**What to work on**
Rewrite the material below with "category-pill" swapped for "category-badge" wherever it appears, leaving every other character unchanged.

★ ★ ★ ★ ★

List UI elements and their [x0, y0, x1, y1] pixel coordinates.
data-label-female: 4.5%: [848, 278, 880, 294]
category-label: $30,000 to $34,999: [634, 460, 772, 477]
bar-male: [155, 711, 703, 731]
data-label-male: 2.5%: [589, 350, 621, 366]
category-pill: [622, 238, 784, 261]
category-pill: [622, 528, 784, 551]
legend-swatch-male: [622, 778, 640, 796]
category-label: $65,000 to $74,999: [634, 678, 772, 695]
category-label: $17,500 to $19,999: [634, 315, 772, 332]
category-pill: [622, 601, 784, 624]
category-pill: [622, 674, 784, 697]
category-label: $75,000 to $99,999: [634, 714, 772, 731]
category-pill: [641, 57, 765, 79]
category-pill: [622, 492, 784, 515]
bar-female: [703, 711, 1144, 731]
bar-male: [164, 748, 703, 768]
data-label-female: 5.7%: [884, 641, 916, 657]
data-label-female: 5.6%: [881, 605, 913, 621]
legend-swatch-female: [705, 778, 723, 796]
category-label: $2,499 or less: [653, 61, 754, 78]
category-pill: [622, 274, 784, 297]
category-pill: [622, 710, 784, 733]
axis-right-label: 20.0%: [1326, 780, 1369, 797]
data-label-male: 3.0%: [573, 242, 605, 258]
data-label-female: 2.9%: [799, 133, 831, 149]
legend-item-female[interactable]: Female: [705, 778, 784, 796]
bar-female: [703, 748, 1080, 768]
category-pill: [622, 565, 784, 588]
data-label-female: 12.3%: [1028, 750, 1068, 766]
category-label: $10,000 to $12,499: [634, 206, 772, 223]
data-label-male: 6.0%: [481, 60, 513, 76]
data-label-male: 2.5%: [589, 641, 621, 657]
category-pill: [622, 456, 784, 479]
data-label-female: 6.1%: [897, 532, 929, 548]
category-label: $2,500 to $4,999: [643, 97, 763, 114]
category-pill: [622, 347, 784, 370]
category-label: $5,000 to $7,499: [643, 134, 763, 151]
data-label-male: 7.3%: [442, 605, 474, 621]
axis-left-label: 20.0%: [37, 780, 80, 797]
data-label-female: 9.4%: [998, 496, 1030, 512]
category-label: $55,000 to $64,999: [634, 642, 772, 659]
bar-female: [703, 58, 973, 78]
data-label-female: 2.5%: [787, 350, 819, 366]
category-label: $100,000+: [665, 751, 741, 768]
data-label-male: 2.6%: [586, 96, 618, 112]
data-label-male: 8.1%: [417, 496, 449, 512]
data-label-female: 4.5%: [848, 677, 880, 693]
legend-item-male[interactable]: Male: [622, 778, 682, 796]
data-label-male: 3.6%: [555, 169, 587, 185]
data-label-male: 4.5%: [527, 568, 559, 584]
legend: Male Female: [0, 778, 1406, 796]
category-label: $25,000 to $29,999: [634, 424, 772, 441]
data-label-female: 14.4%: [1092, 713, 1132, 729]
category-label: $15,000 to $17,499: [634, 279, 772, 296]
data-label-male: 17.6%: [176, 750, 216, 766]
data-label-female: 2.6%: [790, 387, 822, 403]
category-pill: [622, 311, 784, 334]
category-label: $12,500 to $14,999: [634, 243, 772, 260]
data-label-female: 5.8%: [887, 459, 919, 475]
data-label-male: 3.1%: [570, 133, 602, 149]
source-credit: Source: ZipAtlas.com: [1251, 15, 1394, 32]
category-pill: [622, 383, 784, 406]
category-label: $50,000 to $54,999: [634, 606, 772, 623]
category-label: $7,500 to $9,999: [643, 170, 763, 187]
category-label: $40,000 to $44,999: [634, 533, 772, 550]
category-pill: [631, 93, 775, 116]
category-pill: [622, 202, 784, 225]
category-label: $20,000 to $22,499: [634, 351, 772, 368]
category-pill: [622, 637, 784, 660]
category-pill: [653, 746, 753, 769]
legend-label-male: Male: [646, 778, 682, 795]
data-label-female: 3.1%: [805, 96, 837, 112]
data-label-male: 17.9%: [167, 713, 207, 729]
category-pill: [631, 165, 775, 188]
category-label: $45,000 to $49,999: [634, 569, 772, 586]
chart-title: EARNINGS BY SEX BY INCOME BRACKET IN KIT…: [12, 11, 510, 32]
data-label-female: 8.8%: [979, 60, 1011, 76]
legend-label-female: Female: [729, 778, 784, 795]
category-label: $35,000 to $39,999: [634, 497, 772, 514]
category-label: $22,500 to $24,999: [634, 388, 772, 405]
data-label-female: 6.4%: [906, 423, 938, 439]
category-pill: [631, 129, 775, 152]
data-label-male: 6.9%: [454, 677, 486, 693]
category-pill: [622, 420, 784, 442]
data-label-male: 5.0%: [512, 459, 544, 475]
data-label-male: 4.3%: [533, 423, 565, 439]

★ ★ ★ ★ ★

**Full response**
List UI elements and their [x0, y0, x1, y1] pixel coordinates.
data-label-female: 4.5%: [848, 278, 880, 294]
category-label: $30,000 to $34,999: [634, 460, 772, 477]
bar-male: [155, 711, 703, 731]
data-label-male: 2.5%: [589, 350, 621, 366]
category-badge: [622, 238, 784, 261]
category-badge: [622, 528, 784, 551]
legend-swatch-male: [622, 778, 640, 796]
category-label: $65,000 to $74,999: [634, 678, 772, 695]
category-label: $17,500 to $19,999: [634, 315, 772, 332]
category-badge: [622, 601, 784, 624]
category-badge: [622, 674, 784, 697]
category-label: $75,000 to $99,999: [634, 714, 772, 731]
category-badge: [641, 57, 765, 79]
category-badge: [622, 492, 784, 515]
bar-female: [703, 711, 1144, 731]
bar-male: [164, 748, 703, 768]
data-label-female: 5.7%: [884, 641, 916, 657]
data-label-female: 5.6%: [881, 605, 913, 621]
legend-swatch-female: [705, 778, 723, 796]
category-label: $2,499 or less: [653, 61, 754, 78]
category-badge: [622, 274, 784, 297]
category-badge: [622, 710, 784, 733]
axis-right-label: 20.0%: [1326, 780, 1369, 797]
data-label-male: 3.0%: [573, 242, 605, 258]
data-label-female: 2.9%: [799, 133, 831, 149]
legend-item-female[interactable]: Female: [705, 778, 784, 796]
bar-female: [703, 748, 1080, 768]
category-badge: [622, 565, 784, 588]
data-label-female: 12.3%: [1028, 750, 1068, 766]
category-label: $10,000 to $12,499: [634, 206, 772, 223]
data-label-male: 6.0%: [481, 60, 513, 76]
data-label-male: 2.5%: [589, 641, 621, 657]
category-badge: [622, 456, 784, 479]
data-label-female: 6.1%: [897, 532, 929, 548]
category-label: $2,500 to $4,999: [643, 97, 763, 114]
category-badge: [622, 347, 784, 370]
category-label: $5,000 to $7,499: [643, 134, 763, 151]
data-label-male: 7.3%: [442, 605, 474, 621]
axis-left-label: 20.0%: [37, 780, 80, 797]
data-label-female: 9.4%: [998, 496, 1030, 512]
category-label: $55,000 to $64,999: [634, 642, 772, 659]
bar-female: [703, 58, 973, 78]
data-label-female: 2.5%: [787, 350, 819, 366]
category-label: $100,000+: [665, 751, 741, 768]
data-label-male: 2.6%: [586, 96, 618, 112]
data-label-male: 8.1%: [417, 496, 449, 512]
data-label-female: 4.5%: [848, 677, 880, 693]
legend-item-male[interactable]: Male: [622, 778, 682, 796]
data-label-male: 3.6%: [555, 169, 587, 185]
data-label-male: 4.5%: [527, 568, 559, 584]
legend: Male Female: [0, 778, 1406, 796]
category-label: $25,000 to $29,999: [634, 424, 772, 441]
data-label-female: 14.4%: [1092, 713, 1132, 729]
category-label: $15,000 to $17,499: [634, 279, 772, 296]
data-label-male: 17.6%: [176, 750, 216, 766]
data-label-female: 2.6%: [790, 387, 822, 403]
category-badge: [622, 311, 784, 334]
category-label: $12,500 to $14,999: [634, 243, 772, 260]
data-label-female: 5.8%: [887, 459, 919, 475]
data-label-male: 3.1%: [570, 133, 602, 149]
source-credit: Source: ZipAtlas.com: [1251, 15, 1394, 32]
category-badge: [622, 383, 784, 406]
category-label: $50,000 to $54,999: [634, 606, 772, 623]
category-label: $7,500 to $9,999: [643, 170, 763, 187]
category-label: $40,000 to $44,999: [634, 533, 772, 550]
category-badge: [631, 93, 775, 116]
category-badge: [622, 202, 784, 225]
category-label: $20,000 to $22,499: [634, 351, 772, 368]
category-badge: [622, 637, 784, 660]
category-badge: [653, 746, 753, 769]
legend-label-male: Male: [646, 778, 682, 795]
data-label-female: 3.1%: [805, 96, 837, 112]
data-label-male: 17.9%: [167, 713, 207, 729]
category-badge: [631, 165, 775, 188]
category-label: $45,000 to $49,999: [634, 569, 772, 586]
chart-title: EARNINGS BY SEX BY INCOME BRACKET IN KIT…: [12, 11, 510, 32]
data-label-female: 8.8%: [979, 60, 1011, 76]
legend-label-female: Female: [729, 778, 784, 795]
category-label: $35,000 to $39,999: [634, 497, 772, 514]
category-label: $22,500 to $24,999: [634, 388, 772, 405]
data-label-female: 6.4%: [906, 423, 938, 439]
category-badge: [631, 129, 775, 152]
data-label-male: 6.9%: [454, 677, 486, 693]
category-badge: [622, 420, 784, 442]
data-label-male: 5.0%: [512, 459, 544, 475]
data-label-male: 4.3%: [533, 423, 565, 439]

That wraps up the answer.